● **THE EXERCISE**: Copy the records below line for line, without changing anything, but leave out the pictures.

● **WORKING DATA**:

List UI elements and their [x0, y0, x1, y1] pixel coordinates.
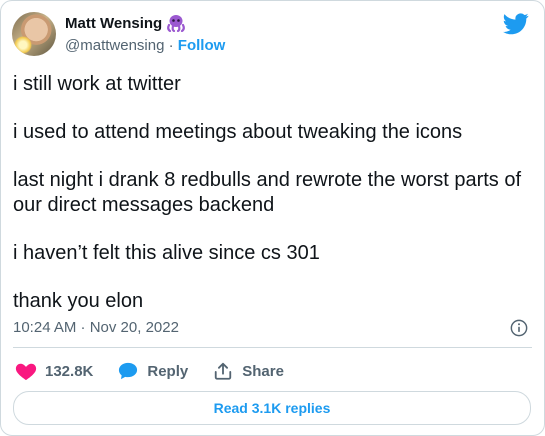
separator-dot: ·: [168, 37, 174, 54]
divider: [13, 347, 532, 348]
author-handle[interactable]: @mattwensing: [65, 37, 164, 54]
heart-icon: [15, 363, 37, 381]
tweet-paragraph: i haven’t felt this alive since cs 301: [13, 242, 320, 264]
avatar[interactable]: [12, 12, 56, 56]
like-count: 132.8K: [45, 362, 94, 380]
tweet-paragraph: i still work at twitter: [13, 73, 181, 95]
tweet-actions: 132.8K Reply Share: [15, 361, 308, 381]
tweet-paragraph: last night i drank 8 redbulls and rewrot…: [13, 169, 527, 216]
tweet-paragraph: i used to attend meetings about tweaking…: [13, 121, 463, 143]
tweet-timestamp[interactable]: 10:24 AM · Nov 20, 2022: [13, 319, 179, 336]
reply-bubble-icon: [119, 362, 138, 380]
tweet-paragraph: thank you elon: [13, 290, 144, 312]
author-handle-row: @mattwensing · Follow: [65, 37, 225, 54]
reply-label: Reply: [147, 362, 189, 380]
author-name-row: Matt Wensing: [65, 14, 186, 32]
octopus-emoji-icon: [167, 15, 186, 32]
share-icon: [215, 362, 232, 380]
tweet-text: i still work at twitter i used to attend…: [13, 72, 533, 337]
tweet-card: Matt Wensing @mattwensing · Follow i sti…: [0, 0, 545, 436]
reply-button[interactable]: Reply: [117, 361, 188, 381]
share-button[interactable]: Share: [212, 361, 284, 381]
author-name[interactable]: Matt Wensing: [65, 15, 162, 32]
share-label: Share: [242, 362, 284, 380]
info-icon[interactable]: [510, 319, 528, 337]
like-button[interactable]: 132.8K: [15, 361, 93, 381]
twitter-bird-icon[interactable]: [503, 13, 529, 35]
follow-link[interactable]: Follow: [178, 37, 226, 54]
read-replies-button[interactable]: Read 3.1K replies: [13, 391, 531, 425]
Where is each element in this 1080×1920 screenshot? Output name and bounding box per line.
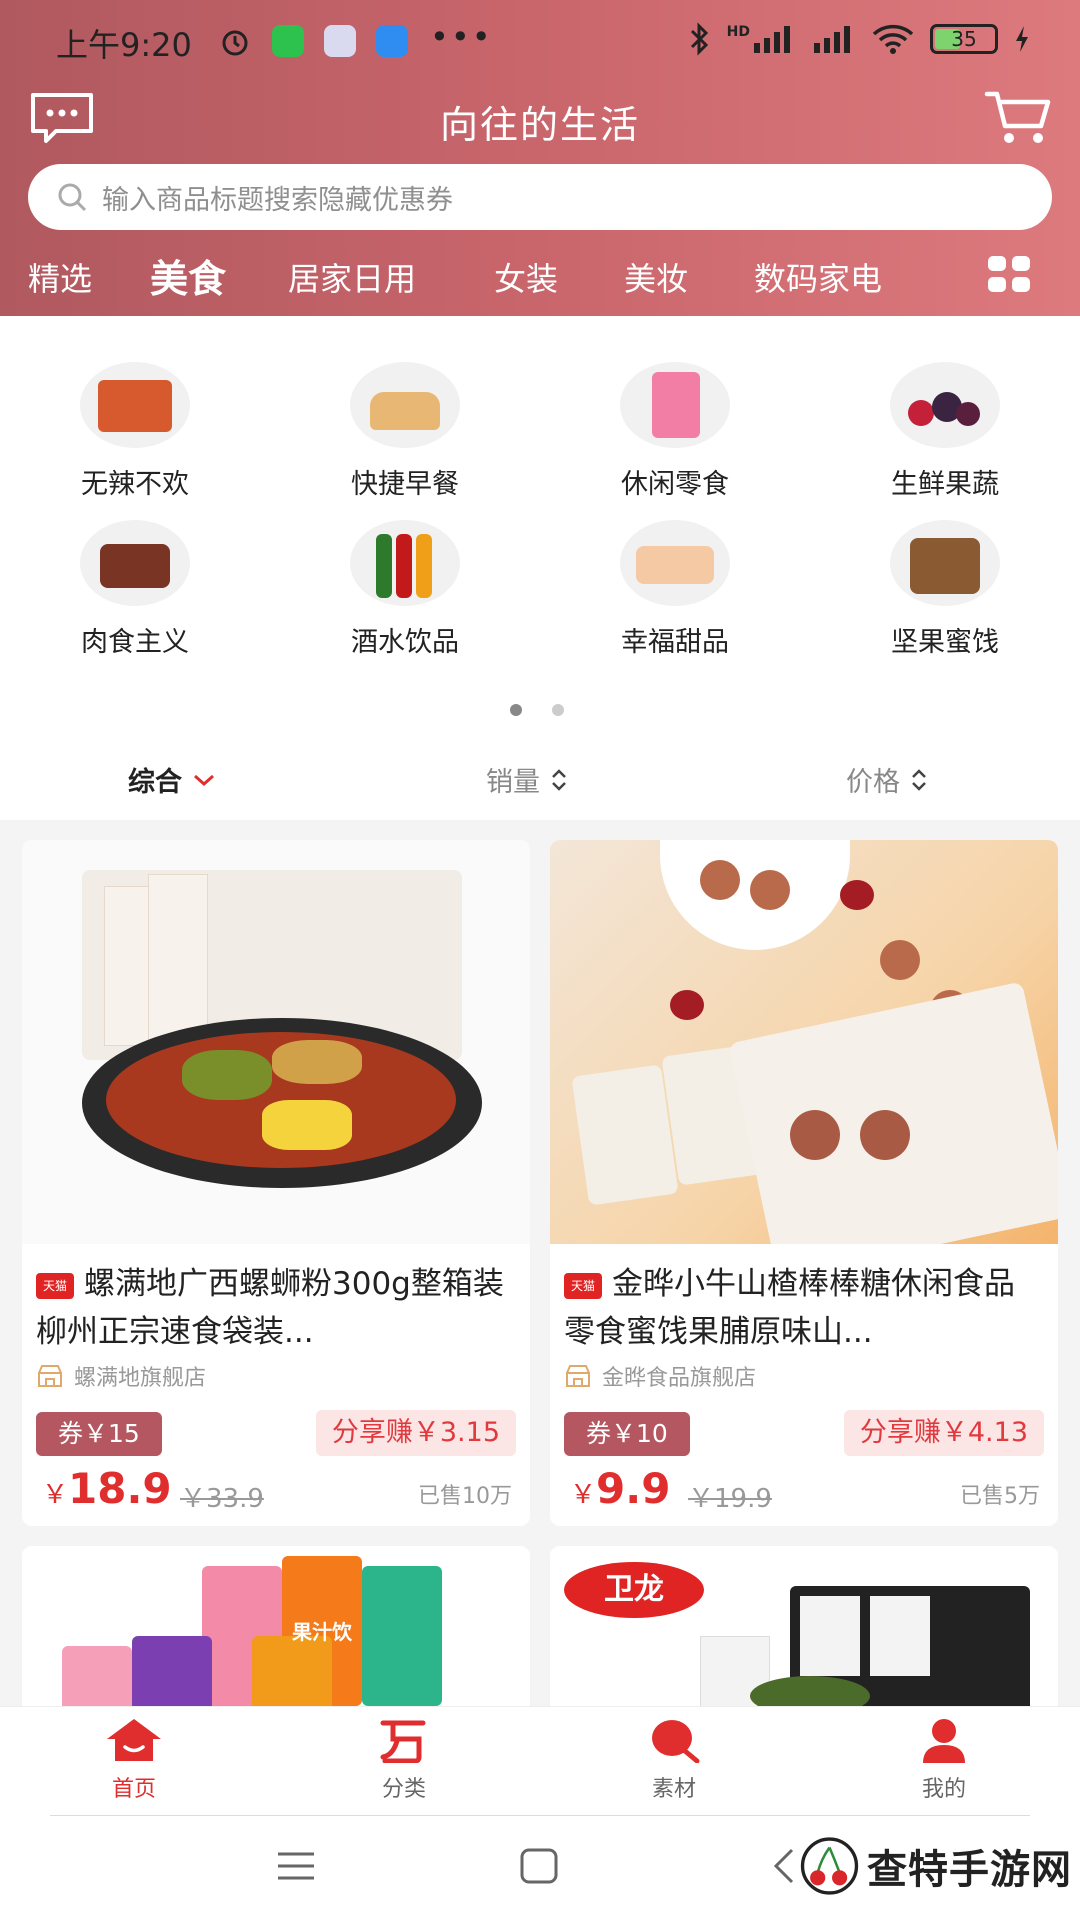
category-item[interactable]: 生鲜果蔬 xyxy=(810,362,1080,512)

● **RESPONSE TO THE TASK**:
List UI elements and their [x0, y0, x1, y1] pixel coordinates.
separator-dot: ·: [168, 37, 174, 54]
divider: [13, 347, 532, 348]
author-handle[interactable]: @mattwensing: [65, 37, 164, 54]
heart-icon: [15, 363, 37, 381]
tweet-paragraph: i haven’t felt this alive since cs 301: [13, 242, 320, 264]
avatar[interactable]: [12, 12, 56, 56]
like-count: 132.8K: [45, 362, 94, 380]
tweet-paragraph: i still work at twitter: [13, 73, 181, 95]
tweet-actions: 132.8K Reply Share: [15, 361, 308, 381]
tweet-paragraph: last night i drank 8 redbulls and rewrot…: [13, 169, 527, 216]
tweet-paragraph: i used to attend meetings about tweaking…: [13, 121, 463, 143]
tweet-timestamp[interactable]: 10:24 AM · Nov 20, 2022: [13, 319, 179, 336]
reply-bubble-icon: [119, 362, 138, 380]
tweet-paragraph: thank you elon: [13, 290, 144, 312]
author-handle-row: @mattwensing · Follow: [65, 37, 225, 54]
reply-label: Reply: [147, 362, 189, 380]
author-name-row: Matt Wensing: [65, 14, 186, 32]
octopus-emoji-icon: [167, 15, 186, 32]
share-icon: [215, 362, 232, 380]
tweet-text: i still work at twitter i used to attend…: [13, 72, 533, 337]
tweet-card: Matt Wensing @mattwensing · Follow i sti…: [0, 0, 545, 436]
reply-button[interactable]: Reply: [117, 361, 188, 381]
share-button[interactable]: Share: [212, 361, 284, 381]
author-name[interactable]: Matt Wensing: [65, 15, 162, 32]
share-label: Share: [242, 362, 284, 380]
info-icon[interactable]: [510, 319, 528, 337]
like-button[interactable]: 132.8K: [15, 361, 93, 381]
twitter-bird-icon[interactable]: [503, 13, 529, 35]
follow-link[interactable]: Follow: [178, 37, 226, 54]
read-replies-button[interactable]: Read 3.1K replies: [13, 391, 531, 425]
Where is each element in this 1080×1920 screenshot? Output name and bounding box per line.
category-item[interactable]: 生鲜果蔬 xyxy=(810,362,1080,512)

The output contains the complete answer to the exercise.